> **Instructions to follow**:
Keep only those lines of the records that include the string "against".

> **Records for the exercise**:
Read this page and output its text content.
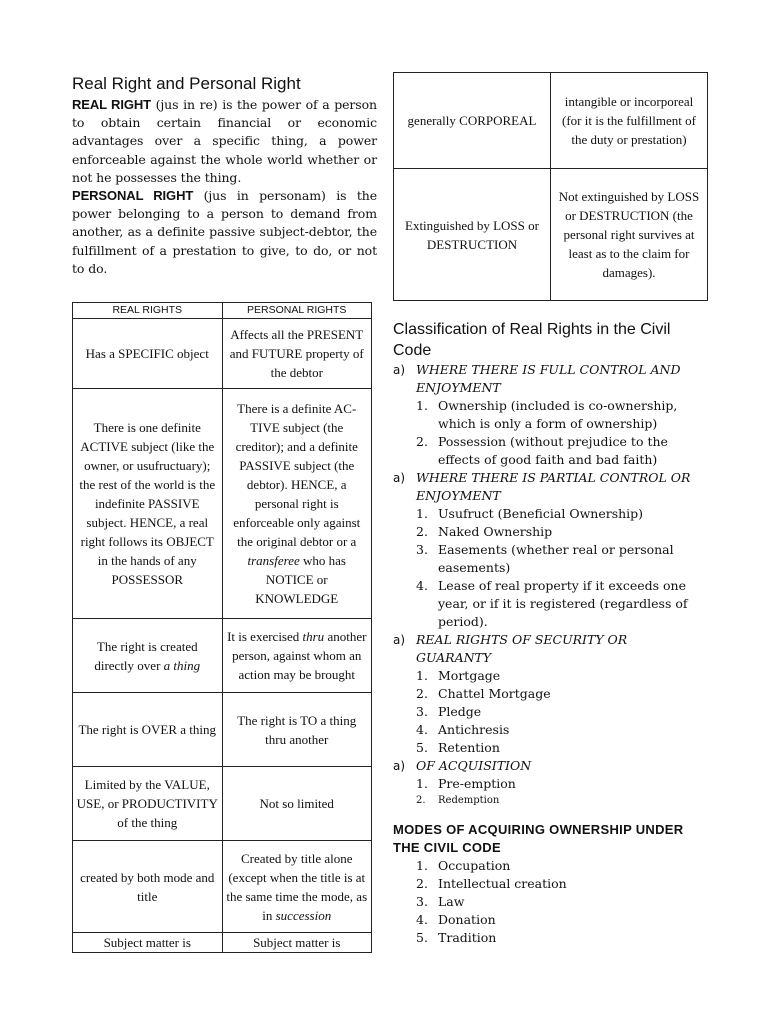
Real Right and Personal Right

REAL RIGHT (jus in re) is the power of a person to obtain certain financial or economic advantages over a specific thing, a power enforceable against the whole world whether or not he possesses the thing.

PERSONAL RIGHT (jus in personam) is the power belonging to a person to demand from another, as a definite passive subject-debtor, the fulfillment of a prestation to give, to do, or not to do.

REAL RIGHTS	PERSONAL RIGHTS
Has a SPECIFIC object	Affects all the PRESENT and FUTURE property of the debtor
There is one definite ACTIVE subject (like the owner, or usufructuary); the rest of the world is the indefinite PASSIVE subject. HENCE, a real right follows its OBJECT in the hands of any POSSESSOR	There is a definite AC-TIVE subject (the creditor); and a definite PASSIVE subject (the debtor). HENCE, a personal right is enforceable only against the original debtor or a transferee who has NOTICE or KNOWLEDGE
The right is created directly over a thing	It is exercised thru another person, against whom an action may be brought
The right is OVER a thing	The right is TO a thing thru another
Limited by the VALUE, USE, or PRODUCTIVITY of the thing	Not so limited
created by both mode and title	Created by title alone (except when the title is at the same time the mode, as in succession
Subject matter is	Subject matter is
generally CORPOREAL	intangible or incorporeal (for it is the fulfillment of the duty or prestation)
Extinguished by LOSS or DESTRUCTION	Not extinguished by LOSS or DESTRUCTION (the personal right survives at least as to the claim for damages).
Classification of Real Rights in the Civil Code
a) WHERE THERE IS FULL CONTROL AND ENJOYMENT
1. Ownership (included is co-ownership, which is only a form of ownership)
2. Possession (without prejudice to the effects of good faith and bad faith)
a) WHERE THERE IS PARTIAL CONTROL OR ENJOYMENT
1. Usufruct (Beneficial Ownership)
2. Naked Ownership
3. Easements (whether real or personal easements)
4. Lease of real property if it exceeds one year, or if it is registered (regardless of period).
a) REAL RIGHTS OF SECURITY OR GUARANTY
1. Mortgage
2. Chattel Mortgage
3. Pledge
4. Antichresis
5. Retention
a) OF ACQUISITION
1. Pre-emption
2.	Redemption
MODES OF ACQUIRING OWNERSHIP UNDER THE CIVIL CODE
1. Occupation
2. Intellectual creation
3. Law
4. Donation
5. Tradition
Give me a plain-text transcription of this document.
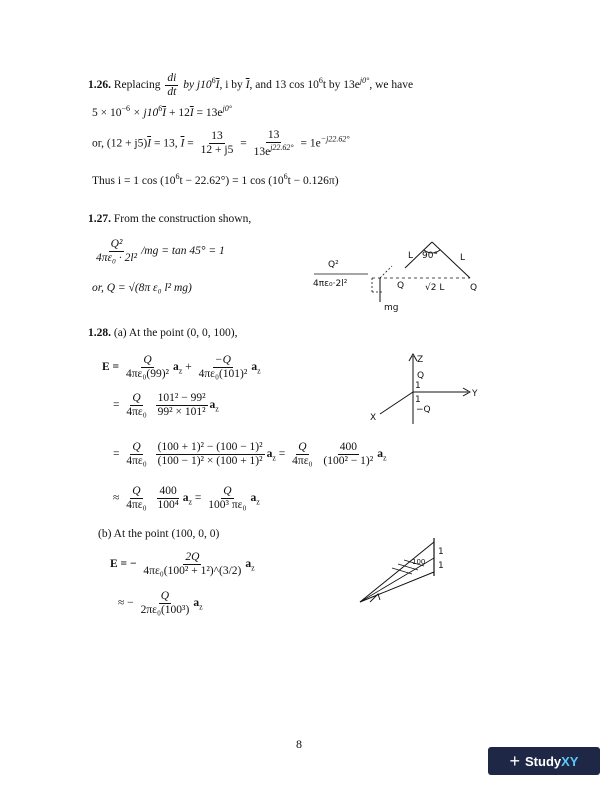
1.26. Replacing $\frac{di}{dt}$ by $j10^6\overline{I}$, i by $\overline{I}$, and 13 $\cos 10^6t$ by $13e^{j0^\circ}$, we have
$5 \times 10^{-6} \times j10^6\overline{I} + 12\overline{I} = 13e^{j0^\circ}$
or, $(12 + j5)\overline{I} = 13$, $\overline{I} = \frac{13}{12 + j5} = \frac{13}{13e^{j22.62^\circ}} = 1e^{-j22.62^\circ}$
Thus i = 1 $\cos (10^6t - 22.62^\circ) = 1$ $\cos (10^6t - 0.126\pi)$
1.27. From the construction shown,
$\frac{\text{Q²}}{\text{4πε₀ · 2l²}} /mg = \tan 45^\circ = 1$
or, Q = √(8π ε₀ l² mg)
Q²
4πε₀·2l²
L	L
90°
Q √2 L	Q
mg
1.28. (a) At the point (0, 0, 100),
$E = \frac{Q}{\text{4πε₀(99)²}} a_z + \frac{-Q}{\text{4πε₀(101)²}} a_z$
= $\frac{Q}{\text{4πε₀}}$
$\frac{\text{101² − 99²}}{\text{99² × 101²}} a_z$
= $\frac{Q}{\text{4πε₀}}$
$\frac{\text{(100 + 1)² − (100 − 1)²}}{\text{(100 − 1)² × (100 + 1)²}} a_z = \frac{Q}{\text{4πε₀}}$
$\frac{400}{\text{(100² − 1)²}} a_z$
≈ $\frac{Q}{\text{4πε₀}}$
$\frac{400}{\text{100⁴}} a_z = \frac{Q}{\text{100³ πε₀}} a_z$
(b) At the point (100, 0, 0)
E = − $\frac{2Q}{\text{4πε₀(100² + 1²)\textasciicircum{}(3/2)}} a_z$
≈ − $\frac{Q}{\text{2πε₀(100³)}} a_z$
Z
Q
1
1
−Q
Y
X
100
1
1
8
+ Study XY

> **Exercise answer**:
REAL RIGHT (jus in re) is the power of a person to obtain certain financial or economic advantages over a specific thing, a power enforceable against the whole world whether or not he possesses the thing.
There is one definite ACTIVE subject (like the owner, or usufructuary); the rest of the world is the indefinite PASSIVE subject. HENCE, a real right follows its OBJECT in the hands of any POSSESSOR	There is a definite AC-TIVE subject (the creditor); and a definite PASSIVE subject (the debtor). HENCE, a personal right is enforceable only against the original debtor or a transferee who has NOTICE or KNOWLEDGE
The right is created directly over a thing	It is exercised thru another person, against whom an action may be brought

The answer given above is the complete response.